Return the part of the film text word for word, starting at "At that moment, King" and ending after "his staff permanently.".

**Page text**
++++++++++

At that moment, King reveals that Geri is with him, and Roger, Bates and Collins rush to his house. Roger bursts into King's office just as he is about to kill Geri with a poisoned dart. King confesses to the murders of both Ross and Verne, then tries to kill Roger. However, Geri knocks King out with a vase, and Bates and Collins capture Garrick and his thugs. Roger and Geri embrace, and Roger asks her to join his staff permanently.

== Cast ==
- Ricardo Cortez as Roger Phillips
- Joan Woodbury as Geri Reynolds
- Pat Gleason as Bates
- George Pembroke as Lowell King
- Iris Adrian as Verne Drake
- Herbert Rawlinson as Warden
- Ralf Harolde as Nick Ross
- Jack Mulhall as Collins
- Vince Barnett as Drunk
- Gavin Gordon as J. Reed
- John Hamilton as District Attorney
- Harry Holman as Lanning
- George P. Breakston as Tommy

==Production==
Frank and Morris Kozinsky had just made their first film, Paper Bullets, with Phil Rosen and Joan Woodbury. They used Rosen and Woodbury again for this movie, their second. It was distributed by Monogram Pictures, who had wanted to distribute Paper Bullets. Filming started October 1941.

==Reception==
The Chicago Daily Tribune said the acting was "all right" and the direction "pretty good" but that the story "gets away from a decidedly 'different' start into accustomed ruts."

==Bibliography==
- Fetrow, Alan G. Feature Films, 1940-1949: a United States Filmography. McFarland, 1994.

++++++++++

**Data records**
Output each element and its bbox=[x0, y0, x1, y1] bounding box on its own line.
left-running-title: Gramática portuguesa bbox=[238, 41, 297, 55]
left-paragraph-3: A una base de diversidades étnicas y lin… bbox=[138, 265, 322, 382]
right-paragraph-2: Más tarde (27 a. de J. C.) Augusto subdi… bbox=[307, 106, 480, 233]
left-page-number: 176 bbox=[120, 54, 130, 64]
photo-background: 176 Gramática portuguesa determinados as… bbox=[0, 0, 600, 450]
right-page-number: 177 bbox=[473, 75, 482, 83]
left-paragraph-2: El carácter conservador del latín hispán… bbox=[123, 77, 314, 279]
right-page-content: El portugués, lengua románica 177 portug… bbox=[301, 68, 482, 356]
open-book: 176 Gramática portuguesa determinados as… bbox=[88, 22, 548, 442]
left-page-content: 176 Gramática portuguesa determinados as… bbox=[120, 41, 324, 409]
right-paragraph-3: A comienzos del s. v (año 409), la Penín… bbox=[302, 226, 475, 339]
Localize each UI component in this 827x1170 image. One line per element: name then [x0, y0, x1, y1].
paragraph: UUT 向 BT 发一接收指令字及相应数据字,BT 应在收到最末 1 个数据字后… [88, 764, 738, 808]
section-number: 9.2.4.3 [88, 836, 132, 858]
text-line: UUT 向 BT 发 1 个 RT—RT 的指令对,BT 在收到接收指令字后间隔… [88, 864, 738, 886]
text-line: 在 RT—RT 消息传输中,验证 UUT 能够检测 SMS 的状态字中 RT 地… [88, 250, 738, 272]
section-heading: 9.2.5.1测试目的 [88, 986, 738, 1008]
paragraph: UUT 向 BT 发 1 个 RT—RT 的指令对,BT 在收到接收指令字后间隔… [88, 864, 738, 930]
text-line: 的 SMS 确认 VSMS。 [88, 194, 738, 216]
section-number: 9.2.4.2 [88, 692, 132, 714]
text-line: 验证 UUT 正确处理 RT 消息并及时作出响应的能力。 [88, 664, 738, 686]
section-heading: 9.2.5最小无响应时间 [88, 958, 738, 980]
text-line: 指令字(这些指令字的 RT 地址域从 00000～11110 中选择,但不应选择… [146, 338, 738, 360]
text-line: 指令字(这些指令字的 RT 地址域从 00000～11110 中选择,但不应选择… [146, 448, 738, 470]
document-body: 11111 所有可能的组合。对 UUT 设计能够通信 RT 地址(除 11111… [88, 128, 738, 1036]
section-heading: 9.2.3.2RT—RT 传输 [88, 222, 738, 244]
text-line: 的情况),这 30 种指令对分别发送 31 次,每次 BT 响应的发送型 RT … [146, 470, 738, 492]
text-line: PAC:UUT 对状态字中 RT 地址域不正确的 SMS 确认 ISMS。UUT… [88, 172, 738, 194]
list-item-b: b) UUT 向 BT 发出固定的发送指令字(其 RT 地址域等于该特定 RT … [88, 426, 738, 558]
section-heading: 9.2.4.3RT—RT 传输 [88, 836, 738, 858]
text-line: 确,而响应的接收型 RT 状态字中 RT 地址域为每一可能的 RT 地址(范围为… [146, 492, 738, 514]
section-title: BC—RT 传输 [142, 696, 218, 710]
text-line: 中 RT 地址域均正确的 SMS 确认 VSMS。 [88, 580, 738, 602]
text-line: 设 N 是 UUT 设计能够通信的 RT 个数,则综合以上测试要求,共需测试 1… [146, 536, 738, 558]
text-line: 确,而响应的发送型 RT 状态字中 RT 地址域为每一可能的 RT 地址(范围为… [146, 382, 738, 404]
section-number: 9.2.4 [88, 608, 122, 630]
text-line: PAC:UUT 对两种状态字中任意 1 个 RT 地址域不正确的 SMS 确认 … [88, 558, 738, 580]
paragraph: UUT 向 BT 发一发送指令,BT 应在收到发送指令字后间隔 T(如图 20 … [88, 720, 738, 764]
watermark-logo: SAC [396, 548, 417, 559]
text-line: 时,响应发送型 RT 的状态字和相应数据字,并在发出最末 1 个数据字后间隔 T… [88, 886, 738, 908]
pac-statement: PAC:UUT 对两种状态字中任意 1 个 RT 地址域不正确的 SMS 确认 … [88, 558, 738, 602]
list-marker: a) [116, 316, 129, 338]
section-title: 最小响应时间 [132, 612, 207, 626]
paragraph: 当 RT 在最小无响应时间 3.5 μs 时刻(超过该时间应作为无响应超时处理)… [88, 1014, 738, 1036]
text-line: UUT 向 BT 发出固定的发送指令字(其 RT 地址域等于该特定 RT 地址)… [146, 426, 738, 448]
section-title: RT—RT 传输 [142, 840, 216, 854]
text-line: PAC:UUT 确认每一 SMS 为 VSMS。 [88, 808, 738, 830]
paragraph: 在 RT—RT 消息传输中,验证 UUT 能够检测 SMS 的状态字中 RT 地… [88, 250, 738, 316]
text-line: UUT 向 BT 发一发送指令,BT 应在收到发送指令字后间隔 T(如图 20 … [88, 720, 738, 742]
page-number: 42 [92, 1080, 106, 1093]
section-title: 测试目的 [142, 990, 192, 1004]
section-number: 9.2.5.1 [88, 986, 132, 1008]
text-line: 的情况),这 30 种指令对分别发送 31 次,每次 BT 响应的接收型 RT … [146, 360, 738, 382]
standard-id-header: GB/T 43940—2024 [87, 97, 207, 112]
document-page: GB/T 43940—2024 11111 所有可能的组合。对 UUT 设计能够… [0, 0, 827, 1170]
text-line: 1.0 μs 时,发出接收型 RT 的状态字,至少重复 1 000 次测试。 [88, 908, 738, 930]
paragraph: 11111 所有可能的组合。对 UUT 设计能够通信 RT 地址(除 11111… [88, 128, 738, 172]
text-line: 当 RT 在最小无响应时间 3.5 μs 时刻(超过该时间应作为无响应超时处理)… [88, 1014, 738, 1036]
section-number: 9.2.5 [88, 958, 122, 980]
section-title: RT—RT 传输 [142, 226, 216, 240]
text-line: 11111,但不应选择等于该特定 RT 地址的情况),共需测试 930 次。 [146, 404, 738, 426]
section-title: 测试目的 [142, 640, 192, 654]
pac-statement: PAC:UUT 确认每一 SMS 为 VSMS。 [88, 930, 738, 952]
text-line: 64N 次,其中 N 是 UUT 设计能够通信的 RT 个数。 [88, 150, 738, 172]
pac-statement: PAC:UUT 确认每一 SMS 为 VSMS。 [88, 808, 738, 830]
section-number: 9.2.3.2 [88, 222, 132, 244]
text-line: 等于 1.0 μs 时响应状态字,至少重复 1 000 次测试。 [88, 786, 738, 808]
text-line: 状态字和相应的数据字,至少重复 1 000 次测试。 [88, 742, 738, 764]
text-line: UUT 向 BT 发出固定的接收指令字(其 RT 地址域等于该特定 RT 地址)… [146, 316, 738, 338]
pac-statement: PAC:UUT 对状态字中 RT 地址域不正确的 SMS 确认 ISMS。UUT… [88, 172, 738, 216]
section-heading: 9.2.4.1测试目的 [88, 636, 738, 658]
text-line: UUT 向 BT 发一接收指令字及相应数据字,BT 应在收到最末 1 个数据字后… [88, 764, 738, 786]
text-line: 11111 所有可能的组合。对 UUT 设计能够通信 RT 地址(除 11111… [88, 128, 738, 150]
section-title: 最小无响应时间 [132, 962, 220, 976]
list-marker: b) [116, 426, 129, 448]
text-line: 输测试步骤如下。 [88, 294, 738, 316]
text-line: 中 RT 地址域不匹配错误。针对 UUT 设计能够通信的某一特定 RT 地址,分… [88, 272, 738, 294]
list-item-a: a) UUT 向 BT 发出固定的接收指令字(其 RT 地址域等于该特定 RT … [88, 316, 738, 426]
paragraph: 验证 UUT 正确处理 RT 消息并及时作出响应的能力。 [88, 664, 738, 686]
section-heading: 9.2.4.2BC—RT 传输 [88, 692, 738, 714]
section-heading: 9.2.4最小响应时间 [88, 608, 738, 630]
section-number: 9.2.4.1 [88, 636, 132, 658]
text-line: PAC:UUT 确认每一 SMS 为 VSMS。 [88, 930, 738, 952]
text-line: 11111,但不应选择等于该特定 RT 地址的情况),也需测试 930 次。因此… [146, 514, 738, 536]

++++++++++

**Exercise output**
At that moment, King reveals that Geri is with him, and Roger, Bates and Collins rush to his house. Roger bursts into King's office just as he is about to kill Geri with a poisoned dart. King confesses to the murders of both Ross and Verne, then tries to kill Roger. However, Geri knocks King out with a vase, and Bates and Collins capture Garrick and his thugs. Roger and Geri embrace, and Roger asks her to join his staff permanently.